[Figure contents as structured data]
● ● ● ● ● ● ●
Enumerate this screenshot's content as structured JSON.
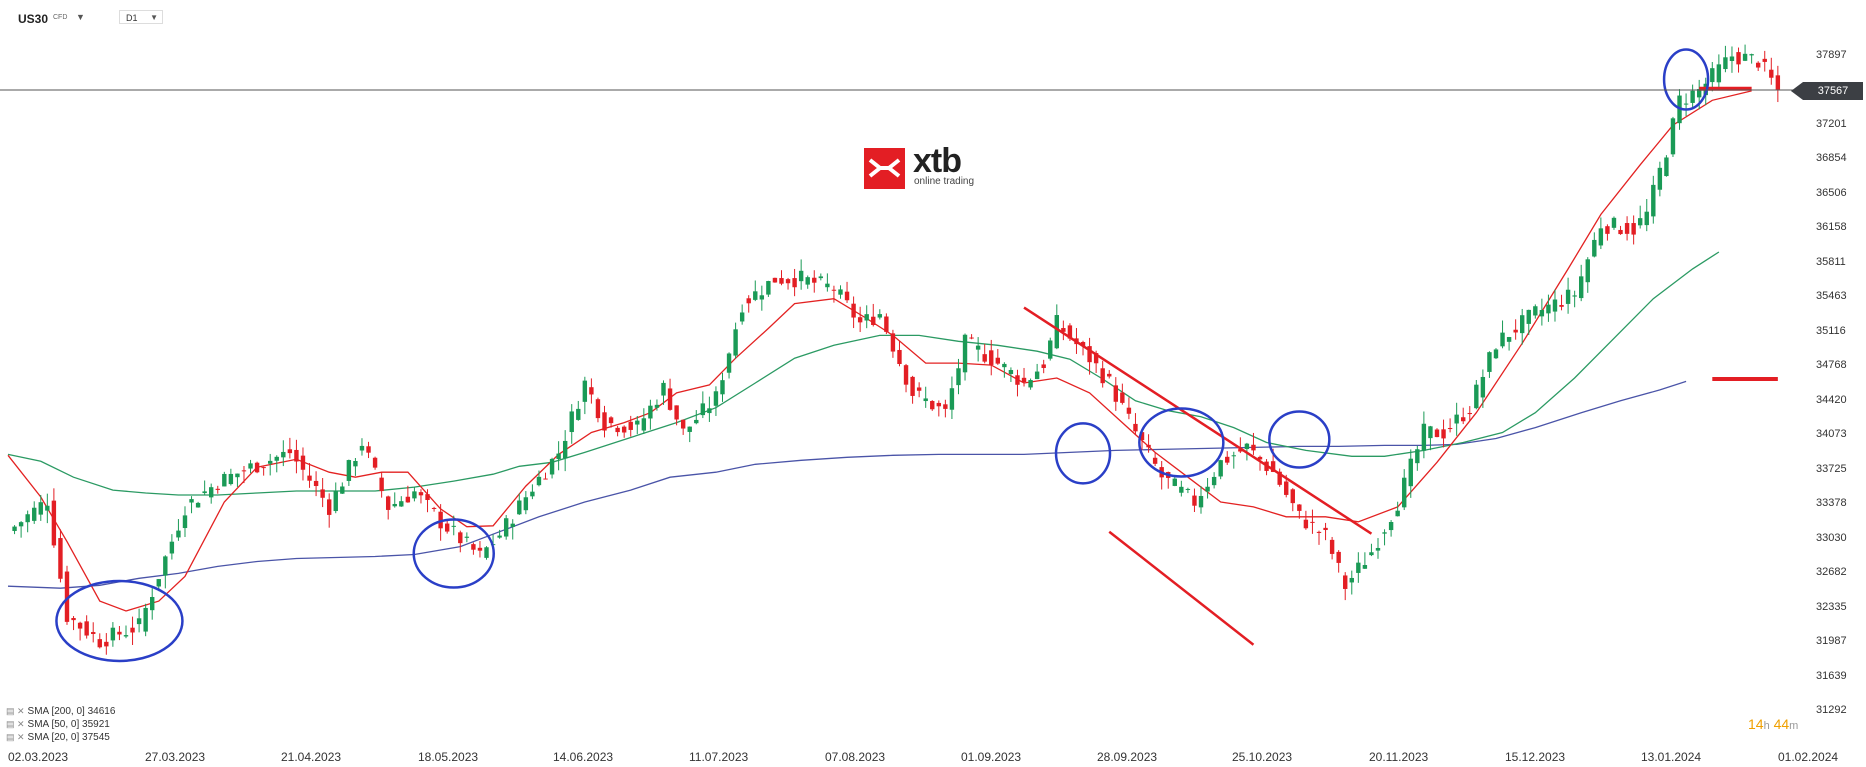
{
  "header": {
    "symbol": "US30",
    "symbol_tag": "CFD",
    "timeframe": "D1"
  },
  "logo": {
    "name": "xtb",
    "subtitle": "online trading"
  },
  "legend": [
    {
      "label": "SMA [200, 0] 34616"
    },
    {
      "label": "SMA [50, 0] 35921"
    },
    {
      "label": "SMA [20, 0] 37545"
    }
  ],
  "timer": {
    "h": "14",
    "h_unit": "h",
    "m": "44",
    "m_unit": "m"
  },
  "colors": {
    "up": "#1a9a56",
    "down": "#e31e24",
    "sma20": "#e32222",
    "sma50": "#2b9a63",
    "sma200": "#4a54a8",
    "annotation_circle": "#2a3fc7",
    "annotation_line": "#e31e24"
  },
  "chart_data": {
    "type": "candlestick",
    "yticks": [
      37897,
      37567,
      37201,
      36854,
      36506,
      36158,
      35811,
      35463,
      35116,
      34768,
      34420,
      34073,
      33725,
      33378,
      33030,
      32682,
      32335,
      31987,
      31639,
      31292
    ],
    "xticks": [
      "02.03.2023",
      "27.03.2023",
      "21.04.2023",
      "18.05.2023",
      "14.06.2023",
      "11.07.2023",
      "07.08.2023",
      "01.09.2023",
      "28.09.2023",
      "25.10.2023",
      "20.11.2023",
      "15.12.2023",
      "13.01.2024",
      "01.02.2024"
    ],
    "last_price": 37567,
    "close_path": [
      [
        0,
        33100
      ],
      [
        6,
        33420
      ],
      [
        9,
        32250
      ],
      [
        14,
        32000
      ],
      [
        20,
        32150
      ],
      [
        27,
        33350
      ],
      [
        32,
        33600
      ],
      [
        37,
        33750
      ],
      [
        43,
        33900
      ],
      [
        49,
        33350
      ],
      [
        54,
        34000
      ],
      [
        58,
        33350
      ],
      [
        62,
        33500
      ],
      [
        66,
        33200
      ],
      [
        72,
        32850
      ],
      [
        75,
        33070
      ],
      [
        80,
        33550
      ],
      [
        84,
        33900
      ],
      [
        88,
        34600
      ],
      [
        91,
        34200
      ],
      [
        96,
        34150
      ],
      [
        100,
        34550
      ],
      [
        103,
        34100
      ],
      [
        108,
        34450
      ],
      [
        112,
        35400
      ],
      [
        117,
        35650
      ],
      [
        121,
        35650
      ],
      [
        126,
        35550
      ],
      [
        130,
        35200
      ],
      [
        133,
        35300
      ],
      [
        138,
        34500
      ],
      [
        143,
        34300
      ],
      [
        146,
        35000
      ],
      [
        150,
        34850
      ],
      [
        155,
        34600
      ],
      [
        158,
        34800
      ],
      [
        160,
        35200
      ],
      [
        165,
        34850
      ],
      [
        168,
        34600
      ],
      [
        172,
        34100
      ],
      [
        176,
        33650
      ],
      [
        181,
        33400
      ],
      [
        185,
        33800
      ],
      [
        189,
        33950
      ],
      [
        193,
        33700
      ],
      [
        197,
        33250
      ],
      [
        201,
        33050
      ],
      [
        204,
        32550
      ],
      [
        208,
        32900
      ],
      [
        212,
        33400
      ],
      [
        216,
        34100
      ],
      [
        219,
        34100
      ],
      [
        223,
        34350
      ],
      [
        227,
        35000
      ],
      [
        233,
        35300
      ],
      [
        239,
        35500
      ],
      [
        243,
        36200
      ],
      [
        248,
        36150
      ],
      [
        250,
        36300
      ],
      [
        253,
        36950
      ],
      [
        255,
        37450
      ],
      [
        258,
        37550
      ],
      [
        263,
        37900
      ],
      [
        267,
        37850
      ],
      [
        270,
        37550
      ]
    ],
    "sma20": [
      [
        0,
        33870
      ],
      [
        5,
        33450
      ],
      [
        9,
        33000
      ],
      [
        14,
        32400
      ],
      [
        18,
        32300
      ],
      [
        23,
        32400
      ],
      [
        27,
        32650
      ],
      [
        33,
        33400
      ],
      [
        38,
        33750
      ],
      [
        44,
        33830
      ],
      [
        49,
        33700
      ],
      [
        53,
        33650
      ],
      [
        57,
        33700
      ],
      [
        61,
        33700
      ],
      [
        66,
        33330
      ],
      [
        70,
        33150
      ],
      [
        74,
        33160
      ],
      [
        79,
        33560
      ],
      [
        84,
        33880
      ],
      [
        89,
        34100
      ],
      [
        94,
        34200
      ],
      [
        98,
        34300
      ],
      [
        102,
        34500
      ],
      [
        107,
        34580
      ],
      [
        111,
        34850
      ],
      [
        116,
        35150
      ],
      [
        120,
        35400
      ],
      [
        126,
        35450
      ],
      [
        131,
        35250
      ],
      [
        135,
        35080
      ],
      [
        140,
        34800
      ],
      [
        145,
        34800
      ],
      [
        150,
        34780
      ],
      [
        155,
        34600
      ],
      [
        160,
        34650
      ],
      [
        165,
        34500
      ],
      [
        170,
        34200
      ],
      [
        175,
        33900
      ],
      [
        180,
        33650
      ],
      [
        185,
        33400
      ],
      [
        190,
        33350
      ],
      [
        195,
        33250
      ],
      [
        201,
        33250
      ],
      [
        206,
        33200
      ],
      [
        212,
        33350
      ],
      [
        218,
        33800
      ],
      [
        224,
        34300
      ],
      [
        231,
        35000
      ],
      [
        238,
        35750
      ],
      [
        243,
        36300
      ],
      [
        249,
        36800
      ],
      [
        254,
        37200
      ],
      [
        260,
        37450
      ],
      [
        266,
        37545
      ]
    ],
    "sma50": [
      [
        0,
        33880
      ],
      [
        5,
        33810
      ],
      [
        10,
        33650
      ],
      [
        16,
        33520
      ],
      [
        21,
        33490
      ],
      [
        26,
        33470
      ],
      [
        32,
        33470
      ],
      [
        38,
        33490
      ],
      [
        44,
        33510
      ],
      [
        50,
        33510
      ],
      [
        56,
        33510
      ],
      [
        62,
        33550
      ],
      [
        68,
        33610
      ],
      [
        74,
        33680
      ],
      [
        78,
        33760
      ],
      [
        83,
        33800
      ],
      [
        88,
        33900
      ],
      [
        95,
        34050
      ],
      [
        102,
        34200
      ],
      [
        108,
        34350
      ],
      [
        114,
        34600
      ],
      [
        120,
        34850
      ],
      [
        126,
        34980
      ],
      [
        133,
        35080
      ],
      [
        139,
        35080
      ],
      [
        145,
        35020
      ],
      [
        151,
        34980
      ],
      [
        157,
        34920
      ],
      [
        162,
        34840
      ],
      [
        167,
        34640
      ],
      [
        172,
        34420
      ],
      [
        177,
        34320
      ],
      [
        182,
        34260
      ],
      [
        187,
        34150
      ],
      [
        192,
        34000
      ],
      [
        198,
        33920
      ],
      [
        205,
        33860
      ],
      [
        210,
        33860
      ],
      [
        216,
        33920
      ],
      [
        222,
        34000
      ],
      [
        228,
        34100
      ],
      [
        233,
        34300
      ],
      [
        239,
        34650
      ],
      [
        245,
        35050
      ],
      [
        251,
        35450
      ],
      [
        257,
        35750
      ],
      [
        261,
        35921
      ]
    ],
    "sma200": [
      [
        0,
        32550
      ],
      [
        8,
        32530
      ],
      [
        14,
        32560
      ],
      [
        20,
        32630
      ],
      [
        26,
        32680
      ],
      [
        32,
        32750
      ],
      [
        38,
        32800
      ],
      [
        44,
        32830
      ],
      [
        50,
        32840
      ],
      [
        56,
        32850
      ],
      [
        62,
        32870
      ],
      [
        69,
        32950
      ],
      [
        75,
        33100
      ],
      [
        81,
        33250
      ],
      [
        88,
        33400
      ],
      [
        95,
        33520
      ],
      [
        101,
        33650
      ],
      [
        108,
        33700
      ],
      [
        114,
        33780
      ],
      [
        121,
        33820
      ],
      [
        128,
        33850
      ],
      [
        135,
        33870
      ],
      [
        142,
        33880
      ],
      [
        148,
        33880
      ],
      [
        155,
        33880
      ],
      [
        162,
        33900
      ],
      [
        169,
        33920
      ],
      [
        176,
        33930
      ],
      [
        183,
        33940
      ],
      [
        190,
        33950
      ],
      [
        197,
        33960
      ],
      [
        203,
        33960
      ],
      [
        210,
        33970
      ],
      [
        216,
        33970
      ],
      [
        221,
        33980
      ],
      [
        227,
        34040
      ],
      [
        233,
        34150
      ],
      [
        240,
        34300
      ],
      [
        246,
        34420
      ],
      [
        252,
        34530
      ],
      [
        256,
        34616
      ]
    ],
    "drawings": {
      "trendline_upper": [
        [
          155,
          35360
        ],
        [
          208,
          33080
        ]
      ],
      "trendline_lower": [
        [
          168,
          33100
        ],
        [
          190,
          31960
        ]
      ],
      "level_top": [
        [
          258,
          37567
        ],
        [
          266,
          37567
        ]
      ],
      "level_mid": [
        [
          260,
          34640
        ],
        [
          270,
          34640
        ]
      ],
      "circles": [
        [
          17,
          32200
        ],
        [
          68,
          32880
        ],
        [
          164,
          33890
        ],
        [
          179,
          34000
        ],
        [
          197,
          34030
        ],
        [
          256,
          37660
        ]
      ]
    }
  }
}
● ● ● ● ● ● ●
→ PROBLEM DESCRIPTION: Where a line contains the string "label", extract that line.

→ EXERCISE SOLUTION:
      "label": "SMA [200, 0] 34616"
      "label": "SMA [50, 0] 35921"
      "label": "SMA [20, 0] 37545"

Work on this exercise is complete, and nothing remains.